| Work to do |
Copy all lines below containing "PEREZ".

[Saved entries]
_ _ _ _
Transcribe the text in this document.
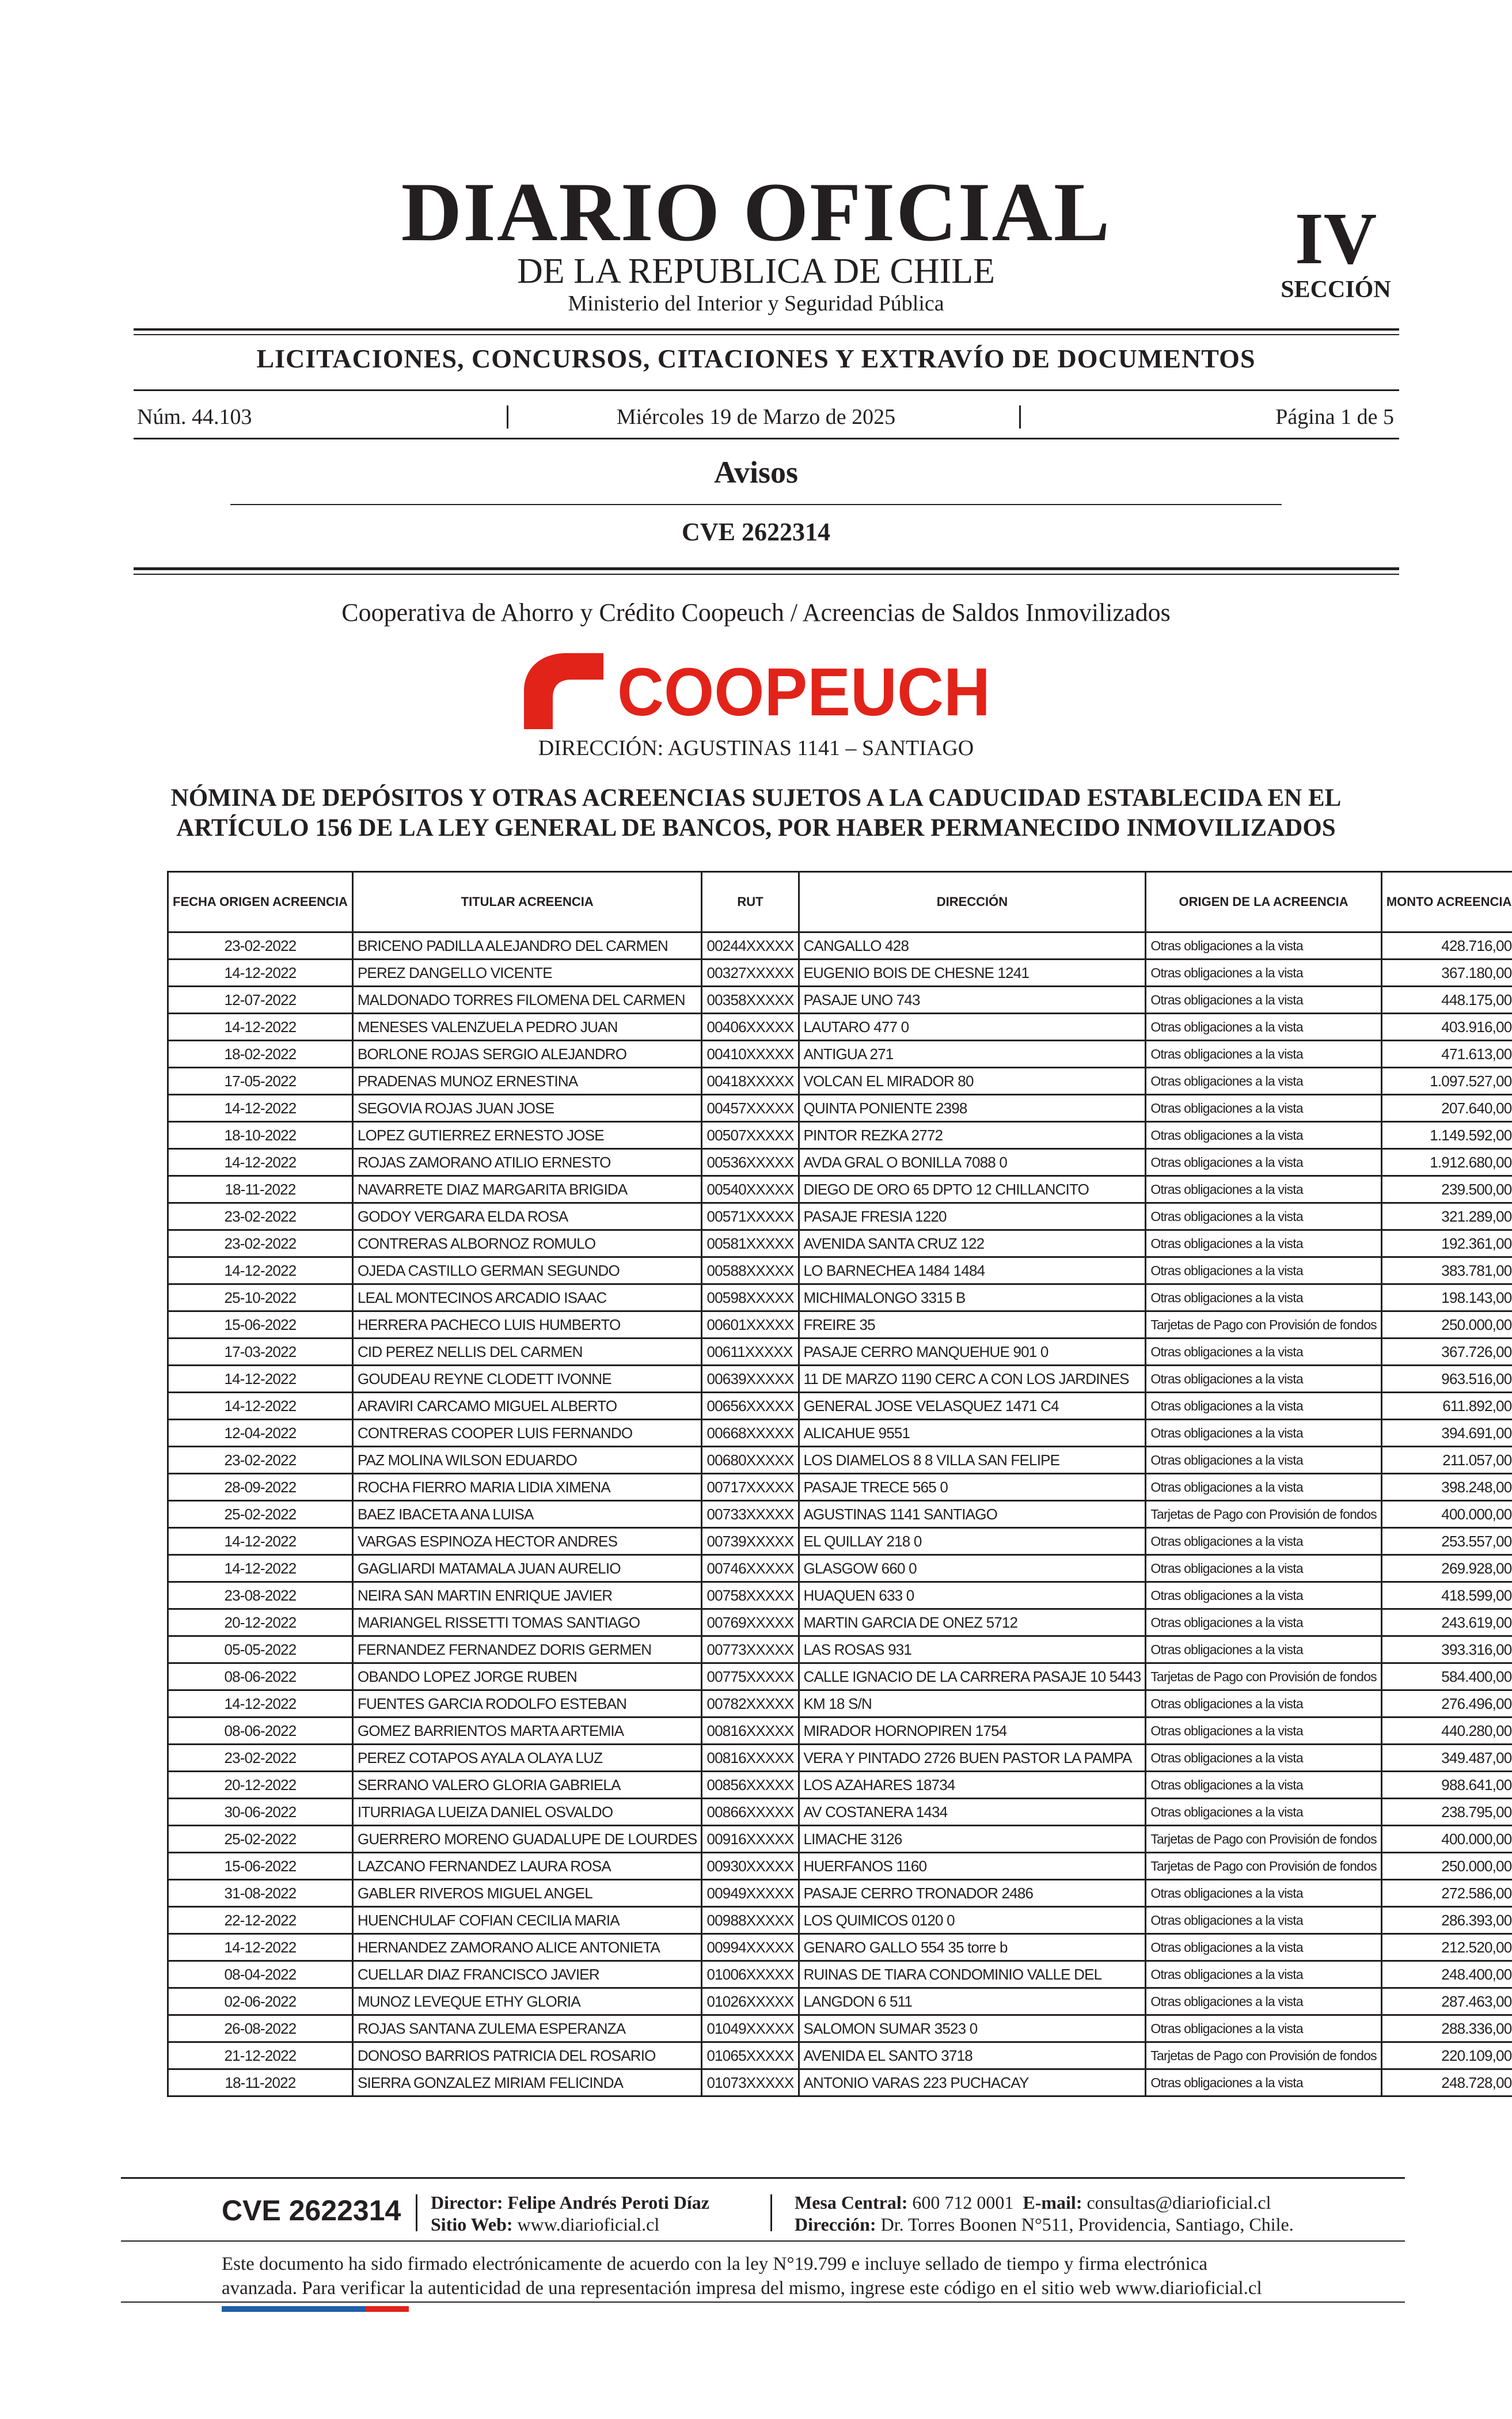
DIARIO OFICIAL
DE LA REPUBLICA DE CHILE
Ministerio del Interior y Seguridad Pública
IV
SECCIÓN
LICITACIONES, CONCURSOS, CITACIONES Y EXTRAVÍO DE DOCUMENTOS
Núm. 44.103	Miércoles 19 de Marzo de 2025	Página 1 de 5
Avisos
CVE 2622314
Cooperativa de Ahorro y Crédito Coopeuch / Acreencias de Saldos Inmovilizados
COOPEUCH
DIRECCIÓN: AGUSTINAS 1141 – SANTIAGO
NÓMINA DE DEPÓSITOS Y OTRAS ACREENCIAS SUJETOS A LA CADUCIDAD ESTABLECIDA EN EL
ARTÍCULO 156 DE LA LEY GENERAL DE BANCOS, POR HABER PERMANECIDO INMOVILIZADOS
FECHA ORIGEN ACREENCIA	TITULAR ACREENCIA	RUT	DIRECCIÓN	ORIGEN DE LA ACREENCIA	MONTO ACREENCIA
23-02-2022	BRICENO PADILLA ALEJANDRO DEL CARMEN	00244XXXXX	CANGALLO 428	Otras obligaciones a la vista	428.716,00
14-12-2022	PEREZ DANGELLO VICENTE	00327XXXXX	EUGENIO BOIS DE CHESNE 1241	Otras obligaciones a la vista	367.180,00
12-07-2022	MALDONADO TORRES FILOMENA DEL CARMEN	00358XXXXX	PASAJE UNO 743	Otras obligaciones a la vista	448.175,00
14-12-2022	MENESES VALENZUELA PEDRO JUAN	00406XXXXX	LAUTARO 477 0	Otras obligaciones a la vista	403.916,00
18-02-2022	BORLONE ROJAS SERGIO ALEJANDRO	00410XXXXX	ANTIGUA 271	Otras obligaciones a la vista	471.613,00
17-05-2022	PRADENAS MUNOZ ERNESTINA	00418XXXXX	VOLCAN EL MIRADOR 80	Otras obligaciones a la vista	1.097.527,00
14-12-2022	SEGOVIA ROJAS JUAN JOSE	00457XXXXX	QUINTA PONIENTE 2398	Otras obligaciones a la vista	207.640,00
18-10-2022	LOPEZ GUTIERREZ ERNESTO JOSE	00507XXXXX	PINTOR REZKA 2772	Otras obligaciones a la vista	1.149.592,00
14-12-2022	ROJAS ZAMORANO ATILIO ERNESTO	00536XXXXX	AVDA GRAL O BONILLA 7088 0	Otras obligaciones a la vista	1.912.680,00
18-11-2022	NAVARRETE DIAZ MARGARITA BRIGIDA	00540XXXXX	DIEGO DE ORO 65 DPTO 12 CHILLANCITO	Otras obligaciones a la vista	239.500,00
23-02-2022	GODOY VERGARA ELDA ROSA	00571XXXXX	PASAJE FRESIA 1220	Otras obligaciones a la vista	321.289,00
23-02-2022	CONTRERAS ALBORNOZ ROMULO	00581XXXXX	AVENIDA SANTA CRUZ 122	Otras obligaciones a la vista	192.361,00
14-12-2022	OJEDA CASTILLO GERMAN SEGUNDO	00588XXXXX	LO BARNECHEA 1484 1484	Otras obligaciones a la vista	383.781,00
25-10-2022	LEAL MONTECINOS ARCADIO ISAAC	00598XXXXX	MICHIMALONGO 3315 B	Otras obligaciones a la vista	198.143,00
15-06-2022	HERRERA PACHECO LUIS HUMBERTO	00601XXXXX	FREIRE 35	Tarjetas de Pago con Provisión de fondos	250.000,00
17-03-2022	CID PEREZ NELLIS DEL CARMEN	00611XXXXX	PASAJE CERRO MANQUEHUE 901 0	Otras obligaciones a la vista	367.726,00
14-12-2022	GOUDEAU REYNE CLODETT IVONNE	00639XXXXX	11 DE MARZO 1190 CERC A CON LOS JARDINES	Otras obligaciones a la vista	963.516,00
14-12-2022	ARAVIRI CARCAMO MIGUEL ALBERTO	00656XXXXX	GENERAL JOSE VELASQUEZ 1471 C4	Otras obligaciones a la vista	611.892,00
12-04-2022	CONTRERAS COOPER LUIS FERNANDO	00668XXXXX	ALICAHUE 9551	Otras obligaciones a la vista	394.691,00
23-02-2022	PAZ MOLINA WILSON EDUARDO	00680XXXXX	LOS DIAMELOS 8 8 VILLA SAN FELIPE	Otras obligaciones a la vista	211.057,00
28-09-2022	ROCHA FIERRO MARIA LIDIA XIMENA	00717XXXXX	PASAJE TRECE 565 0	Otras obligaciones a la vista	398.248,00
25-02-2022	BAEZ IBACETA ANA LUISA	00733XXXXX	AGUSTINAS 1141 SANTIAGO	Tarjetas de Pago con Provisión de fondos	400.000,00
14-12-2022	VARGAS ESPINOZA HECTOR ANDRES	00739XXXXX	EL QUILLAY 218 0	Otras obligaciones a la vista	253.557,00
14-12-2022	GAGLIARDI MATAMALA JUAN AURELIO	00746XXXXX	GLASGOW 660 0	Otras obligaciones a la vista	269.928,00
23-08-2022	NEIRA SAN MARTIN ENRIQUE JAVIER	00758XXXXX	HUAQUEN 633 0	Otras obligaciones a la vista	418.599,00
20-12-2022	MARIANGEL RISSETTI TOMAS SANTIAGO	00769XXXXX	MARTIN GARCIA DE ONEZ 5712	Otras obligaciones a la vista	243.619,00
05-05-2022	FERNANDEZ FERNANDEZ DORIS GERMEN	00773XXXXX	LAS ROSAS 931	Otras obligaciones a la vista	393.316,00
08-06-2022	OBANDO LOPEZ JORGE RUBEN	00775XXXXX	CALLE IGNACIO DE LA CARRERA PASAJE 10 5443	Tarjetas de Pago con Provisión de fondos	584.400,00
14-12-2022	FUENTES GARCIA RODOLFO ESTEBAN	00782XXXXX	KM 18 S/N	Otras obligaciones a la vista	276.496,00
08-06-2022	GOMEZ BARRIENTOS MARTA ARTEMIA	00816XXXXX	MIRADOR HORNOPIREN 1754	Otras obligaciones a la vista	440.280,00
23-02-2022	PEREZ COTAPOS AYALA OLAYA LUZ	00816XXXXX	VERA Y PINTADO 2726 BUEN PASTOR LA PAMPA	Otras obligaciones a la vista	349.487,00
20-12-2022	SERRANO VALERO GLORIA GABRIELA	00856XXXXX	LOS AZAHARES 18734	Otras obligaciones a la vista	988.641,00
30-06-2022	ITURRIAGA LUEIZA DANIEL OSVALDO	00866XXXXX	AV COSTANERA 1434	Otras obligaciones a la vista	238.795,00
25-02-2022	GUERRERO MORENO GUADALUPE DE LOURDES	00916XXXXX	LIMACHE 3126	Tarjetas de Pago con Provisión de fondos	400.000,00
15-06-2022	LAZCANO FERNANDEZ LAURA ROSA	00930XXXXX	HUERFANOS 1160	Tarjetas de Pago con Provisión de fondos	250.000,00
31-08-2022	GABLER RIVEROS MIGUEL ANGEL	00949XXXXX	PASAJE CERRO TRONADOR 2486	Otras obligaciones a la vista	272.586,00
22-12-2022	HUENCHULAF COFIAN CECILIA MARIA	00988XXXXX	LOS QUIMICOS 0120 0	Otras obligaciones a la vista	286.393,00
14-12-2022	HERNANDEZ ZAMORANO ALICE ANTONIETA	00994XXXXX	GENARO GALLO 554 35 torre b	Otras obligaciones a la vista	212.520,00
08-04-2022	CUELLAR DIAZ FRANCISCO JAVIER	01006XXXXX	RUINAS DE TIARA CONDOMINIO VALLE DEL	Otras obligaciones a la vista	248.400,00
02-06-2022	MUNOZ LEVEQUE ETHY GLORIA	01026XXXXX	LANGDON 6 511	Otras obligaciones a la vista	287.463,00
26-08-2022	ROJAS SANTANA ZULEMA ESPERANZA	01049XXXXX	SALOMON SUMAR 3523 0	Otras obligaciones a la vista	288.336,00
21-12-2022	DONOSO BARRIOS PATRICIA DEL ROSARIO	01065XXXXX	AVENIDA EL SANTO 3718	Tarjetas de Pago con Provisión de fondos	220.109,00
18-11-2022	SIERRA GONZALEZ MIRIAM FELICINDA	01073XXXXX	ANTONIO VARAS 223 PUCHACAY	Otras obligaciones a la vista	248.728,00
CVE 2622314 Director: Felipe Andrés Peroti Díaz
Sitio Web: www.diarioficial.cl
Mesa Central: 600 712 0001 E-mail: consultas@diarioficial.cl
Dirección: Dr. Torres Boonen N°511, Providencia, Santiago, Chile.
Este documento ha sido firmado electrónicamente de acuerdo con la ley N°19.799 e incluye sellado de tiempo y firma electrónica
avanzada. Para verificar la autenticidad de una representación impresa del mismo, ingrese este código en el sitio web www.diarioficial.cl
_ _ _ _
| Answer to the exercise |
14-12-2022	PEREZ DANGELLO VICENTE	00327XXXXX	EUGENIO BOIS DE CHESNE 1241	Otras obligaciones a la vista	367.180,00
17-03-2022	CID PEREZ NELLIS DEL CARMEN	00611XXXXX	PASAJE CERRO MANQUEHUE 901 0	Otras obligaciones a la vista	367.726,00
23-02-2022	PEREZ COTAPOS AYALA OLAYA LUZ	00816XXXXX	VERA Y PINTADO 2726 BUEN PASTOR LA PAMPA	Otras obligaciones a la vista	349.487,00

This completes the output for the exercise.